Listed records:

————

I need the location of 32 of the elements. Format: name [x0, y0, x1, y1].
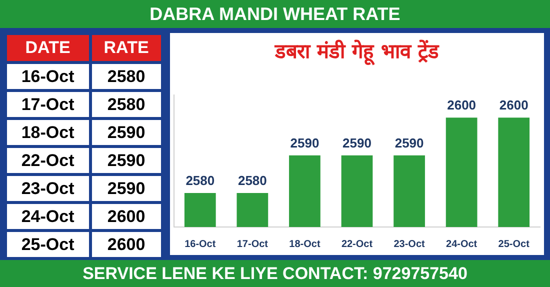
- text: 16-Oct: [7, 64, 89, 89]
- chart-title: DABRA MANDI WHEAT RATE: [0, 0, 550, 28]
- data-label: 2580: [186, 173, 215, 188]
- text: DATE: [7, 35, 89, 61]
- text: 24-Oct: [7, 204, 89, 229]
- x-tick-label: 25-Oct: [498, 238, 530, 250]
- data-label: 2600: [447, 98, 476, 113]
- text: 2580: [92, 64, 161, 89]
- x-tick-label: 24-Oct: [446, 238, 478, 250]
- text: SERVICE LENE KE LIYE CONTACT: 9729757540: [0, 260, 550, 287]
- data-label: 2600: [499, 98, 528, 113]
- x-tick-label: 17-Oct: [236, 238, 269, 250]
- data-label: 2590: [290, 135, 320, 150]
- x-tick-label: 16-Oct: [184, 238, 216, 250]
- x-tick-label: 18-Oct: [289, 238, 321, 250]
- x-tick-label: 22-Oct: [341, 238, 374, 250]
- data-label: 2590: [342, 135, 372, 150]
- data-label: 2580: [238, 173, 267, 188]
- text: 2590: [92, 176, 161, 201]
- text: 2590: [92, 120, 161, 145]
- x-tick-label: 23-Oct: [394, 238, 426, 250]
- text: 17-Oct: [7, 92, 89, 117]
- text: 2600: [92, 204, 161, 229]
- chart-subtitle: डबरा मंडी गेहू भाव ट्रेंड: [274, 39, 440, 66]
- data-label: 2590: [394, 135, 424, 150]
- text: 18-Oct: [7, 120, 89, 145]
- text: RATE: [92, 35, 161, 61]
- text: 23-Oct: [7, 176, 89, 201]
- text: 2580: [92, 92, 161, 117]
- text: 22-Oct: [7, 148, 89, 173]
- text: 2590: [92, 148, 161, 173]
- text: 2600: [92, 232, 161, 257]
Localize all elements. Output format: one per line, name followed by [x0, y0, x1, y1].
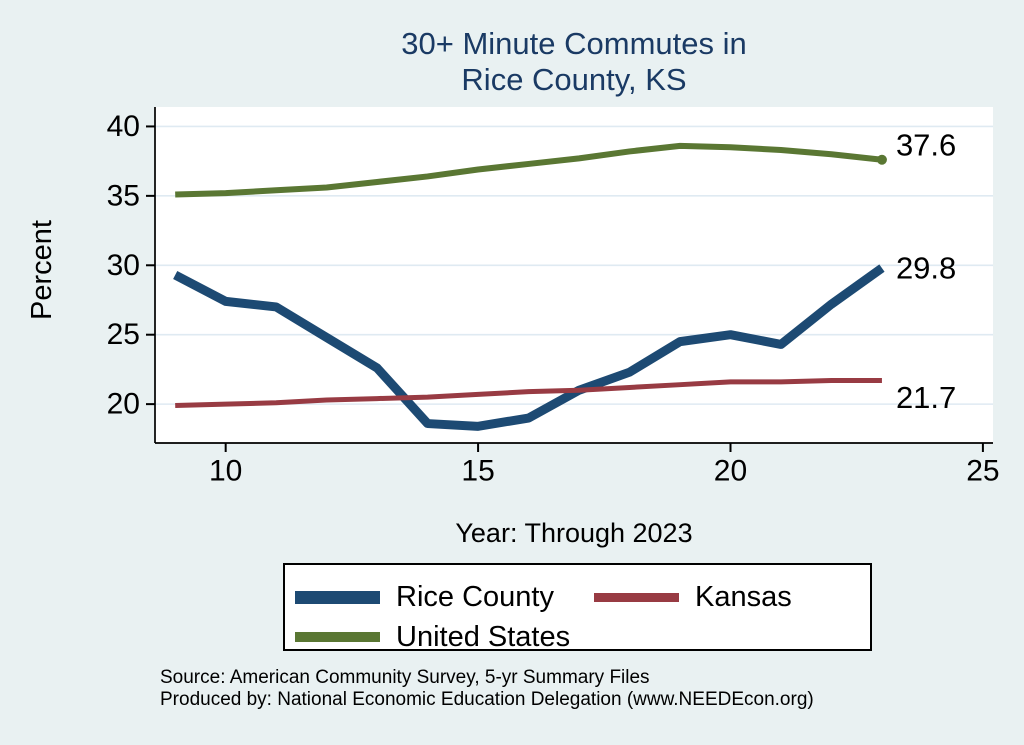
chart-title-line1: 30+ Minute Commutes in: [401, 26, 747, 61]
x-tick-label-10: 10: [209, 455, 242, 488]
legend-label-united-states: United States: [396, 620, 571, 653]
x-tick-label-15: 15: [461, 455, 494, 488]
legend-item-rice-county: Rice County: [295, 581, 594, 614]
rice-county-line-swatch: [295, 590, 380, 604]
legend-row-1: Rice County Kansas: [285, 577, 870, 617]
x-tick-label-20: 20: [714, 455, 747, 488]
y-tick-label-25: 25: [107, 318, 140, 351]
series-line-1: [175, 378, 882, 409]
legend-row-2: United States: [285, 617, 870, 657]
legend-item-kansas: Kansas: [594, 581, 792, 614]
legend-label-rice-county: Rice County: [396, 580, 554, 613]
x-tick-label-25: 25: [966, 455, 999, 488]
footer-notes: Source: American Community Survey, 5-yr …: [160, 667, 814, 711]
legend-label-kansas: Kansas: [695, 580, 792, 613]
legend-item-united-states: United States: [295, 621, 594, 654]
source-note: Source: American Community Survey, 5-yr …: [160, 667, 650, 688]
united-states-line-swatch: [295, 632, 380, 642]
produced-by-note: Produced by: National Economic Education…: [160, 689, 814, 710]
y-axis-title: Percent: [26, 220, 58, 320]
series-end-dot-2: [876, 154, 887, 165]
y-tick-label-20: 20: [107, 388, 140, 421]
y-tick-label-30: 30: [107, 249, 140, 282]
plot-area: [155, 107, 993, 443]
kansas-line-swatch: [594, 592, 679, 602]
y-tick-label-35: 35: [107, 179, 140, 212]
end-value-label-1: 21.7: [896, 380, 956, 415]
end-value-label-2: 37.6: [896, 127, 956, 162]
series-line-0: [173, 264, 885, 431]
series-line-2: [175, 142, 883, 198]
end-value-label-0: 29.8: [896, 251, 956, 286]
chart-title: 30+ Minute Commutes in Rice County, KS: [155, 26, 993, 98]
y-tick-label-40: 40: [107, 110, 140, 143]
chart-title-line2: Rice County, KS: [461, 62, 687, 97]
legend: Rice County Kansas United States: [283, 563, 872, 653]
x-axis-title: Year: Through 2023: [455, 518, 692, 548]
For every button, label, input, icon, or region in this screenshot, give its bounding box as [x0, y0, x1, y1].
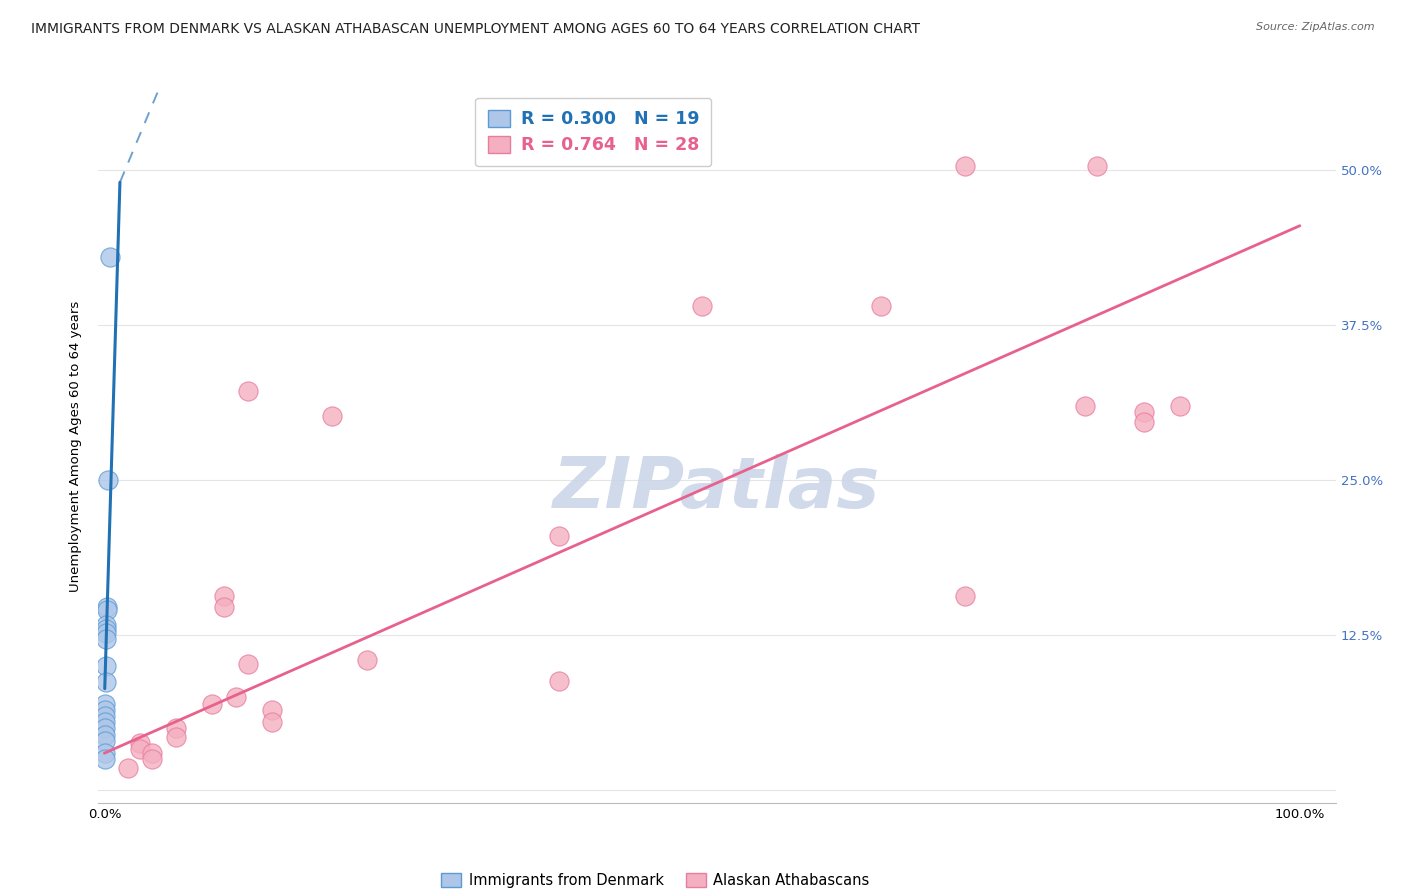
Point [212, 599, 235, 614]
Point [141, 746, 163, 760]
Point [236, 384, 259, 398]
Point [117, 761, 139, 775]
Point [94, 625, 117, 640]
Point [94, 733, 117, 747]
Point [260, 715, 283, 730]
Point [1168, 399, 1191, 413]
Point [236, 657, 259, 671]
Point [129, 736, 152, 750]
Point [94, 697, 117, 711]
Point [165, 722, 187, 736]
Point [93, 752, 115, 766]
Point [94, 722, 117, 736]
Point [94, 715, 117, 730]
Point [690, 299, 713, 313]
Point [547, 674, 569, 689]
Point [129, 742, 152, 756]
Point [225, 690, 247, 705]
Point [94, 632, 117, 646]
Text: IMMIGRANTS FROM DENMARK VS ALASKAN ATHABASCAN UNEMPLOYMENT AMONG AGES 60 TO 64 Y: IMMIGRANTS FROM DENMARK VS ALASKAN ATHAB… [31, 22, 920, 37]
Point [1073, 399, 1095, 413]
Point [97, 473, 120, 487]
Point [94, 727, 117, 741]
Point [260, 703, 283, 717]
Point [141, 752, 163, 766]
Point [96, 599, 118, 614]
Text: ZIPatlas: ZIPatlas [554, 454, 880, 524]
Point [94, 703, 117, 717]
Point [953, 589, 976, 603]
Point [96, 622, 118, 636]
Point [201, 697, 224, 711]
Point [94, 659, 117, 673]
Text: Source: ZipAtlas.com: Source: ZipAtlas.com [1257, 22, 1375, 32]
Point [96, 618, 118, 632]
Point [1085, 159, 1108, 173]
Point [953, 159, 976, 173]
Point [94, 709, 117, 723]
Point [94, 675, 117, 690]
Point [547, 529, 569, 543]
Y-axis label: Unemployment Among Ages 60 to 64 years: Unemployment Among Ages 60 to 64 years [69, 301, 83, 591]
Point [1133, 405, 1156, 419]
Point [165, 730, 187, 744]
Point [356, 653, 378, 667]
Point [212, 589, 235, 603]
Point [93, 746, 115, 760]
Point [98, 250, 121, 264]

————

Set task: Return every line above without changes, but leave out the pictures.

Output of the exercise:
I need the location of 32 of the elements. Format: name [x0, y0, x1, y1].
- text: 16-Oct: [7, 64, 89, 89]
- chart-title: DABRA MANDI WHEAT RATE: [0, 0, 550, 28]
- data-label: 2580: [186, 173, 215, 188]
- text: DATE: [7, 35, 89, 61]
- text: 24-Oct: [7, 204, 89, 229]
- x-tick-label: 25-Oct: [498, 238, 530, 250]
- data-label: 2600: [447, 98, 476, 113]
- text: 2580: [92, 64, 161, 89]
- x-tick-label: 24-Oct: [446, 238, 478, 250]
- text: SERVICE LENE KE LIYE CONTACT: 9729757540: [0, 260, 550, 287]
- data-label: 2600: [499, 98, 528, 113]
- x-tick-label: 17-Oct: [236, 238, 269, 250]
- data-label: 2590: [290, 135, 320, 150]
- x-tick-label: 16-Oct: [184, 238, 216, 250]
- x-tick-label: 18-Oct: [289, 238, 321, 250]
- x-tick-label: 22-Oct: [341, 238, 374, 250]
- data-label: 2590: [342, 135, 372, 150]
- data-label: 2580: [238, 173, 267, 188]
- text: 2590: [92, 176, 161, 201]
- text: 2590: [92, 120, 161, 145]
- x-tick-label: 23-Oct: [394, 238, 426, 250]
- text: 17-Oct: [7, 92, 89, 117]
- text: 2600: [92, 204, 161, 229]
- chart-subtitle: डबरा मंडी गेहू भाव ट्रेंड: [274, 39, 440, 66]
- data-label: 2590: [394, 135, 424, 150]
- text: 18-Oct: [7, 120, 89, 145]
- text: RATE: [92, 35, 161, 61]
- text: 23-Oct: [7, 176, 89, 201]
- text: 2580: [92, 92, 161, 117]
- text: 22-Oct: [7, 148, 89, 173]
- text: 2590: [92, 148, 161, 173]
- text: 2600: [92, 232, 161, 257]
Localize all elements. Output format: one per line, name followed by [x0, y0, x1, y1].
chart-title-line1: 30+ Minute Commutes in: [401, 26, 747, 61]
x-tick-label-10: 10: [209, 455, 242, 488]
legend-label-united-states: United States: [396, 620, 571, 653]
x-tick-label-15: 15: [461, 455, 494, 488]
legend-item-rice-county: Rice County: [295, 581, 594, 614]
rice-county-line-swatch: [295, 590, 380, 604]
legend-row-1: Rice County Kansas: [285, 577, 870, 617]
x-tick-label-20: 20: [714, 455, 747, 488]
y-tick-label-25: 25: [107, 318, 140, 351]
series-line-1: [175, 378, 882, 409]
legend-row-2: United States: [285, 617, 870, 657]
legend-item-kansas: Kansas: [594, 581, 792, 614]
legend-label-rice-county: Rice County: [396, 580, 554, 613]
x-tick-label-25: 25: [966, 455, 999, 488]
footer-notes: Source: American Community Survey, 5-yr …: [160, 667, 814, 711]
legend-label-kansas: Kansas: [695, 580, 792, 613]
legend-item-united-states: United States: [295, 621, 594, 654]
source-note: Source: American Community Survey, 5-yr …: [160, 667, 650, 688]
united-states-line-swatch: [295, 632, 380, 642]
produced-by-note: Produced by: National Economic Education…: [160, 689, 814, 710]
y-axis-title: Percent: [26, 220, 58, 320]
series-end-dot-2: [876, 154, 887, 165]
y-tick-label-20: 20: [107, 388, 140, 421]
y-tick-label-30: 30: [107, 249, 140, 282]
plot-area: [155, 107, 993, 443]
kansas-line-swatch: [594, 592, 679, 602]
y-tick-label-35: 35: [107, 179, 140, 212]
end-value-label-1: 21.7: [896, 380, 956, 415]
end-value-label-2: 37.6: [896, 127, 956, 162]
series-line-0: [173, 264, 885, 431]
series-line-2: [175, 142, 883, 198]
end-value-label-0: 29.8: [896, 251, 956, 286]
chart-title: 30+ Minute Commutes in Rice County, KS: [155, 26, 993, 98]
y-tick-label-40: 40: [107, 110, 140, 143]
chart-title-line2: Rice County, KS: [461, 62, 687, 97]
legend: Rice County Kansas United States: [283, 563, 872, 653]
x-axis-title: Year: Through 2023: [455, 518, 692, 548]
For every button, label, input, icon, or region in this screenshot, give its bounding box as [x0, y0, x1, y1].
Point [212, 599, 235, 614]
Point [141, 746, 163, 760]
Point [236, 384, 259, 398]
Point [117, 761, 139, 775]
Point [94, 625, 117, 640]
Point [94, 733, 117, 747]
Point [260, 715, 283, 730]
Point [1168, 399, 1191, 413]
Point [236, 657, 259, 671]
Point [129, 736, 152, 750]
Point [94, 697, 117, 711]
Point [165, 722, 187, 736]
Point [93, 752, 115, 766]
Point [94, 722, 117, 736]
Point [94, 715, 117, 730]
Point [690, 299, 713, 313]
Point [547, 674, 569, 689]
Point [129, 742, 152, 756]
Point [225, 690, 247, 705]
Point [94, 632, 117, 646]
Text: IMMIGRANTS FROM DENMARK VS ALASKAN ATHABASCAN UNEMPLOYMENT AMONG AGES 60 TO 64 Y: IMMIGRANTS FROM DENMARK VS ALASKAN ATHAB… [31, 22, 920, 37]
Point [1073, 399, 1095, 413]
Point [97, 473, 120, 487]
Point [94, 727, 117, 741]
Point [260, 703, 283, 717]
Point [141, 752, 163, 766]
Point [96, 599, 118, 614]
Text: ZIPatlas: ZIPatlas [554, 454, 880, 524]
Point [94, 703, 117, 717]
Point [953, 589, 976, 603]
Point [96, 622, 118, 636]
Point [201, 697, 224, 711]
Point [94, 659, 117, 673]
Text: Source: ZipAtlas.com: Source: ZipAtlas.com [1257, 22, 1375, 32]
Point [96, 618, 118, 632]
Point [1085, 159, 1108, 173]
Point [953, 159, 976, 173]
Point [94, 709, 117, 723]
Point [94, 675, 117, 690]
Point [547, 529, 569, 543]
Y-axis label: Unemployment Among Ages 60 to 64 years: Unemployment Among Ages 60 to 64 years [69, 301, 83, 591]
Point [1133, 405, 1156, 419]
Point [165, 730, 187, 744]
Point [356, 653, 378, 667]
Point [212, 589, 235, 603]
Point [93, 746, 115, 760]
Point [98, 250, 121, 264]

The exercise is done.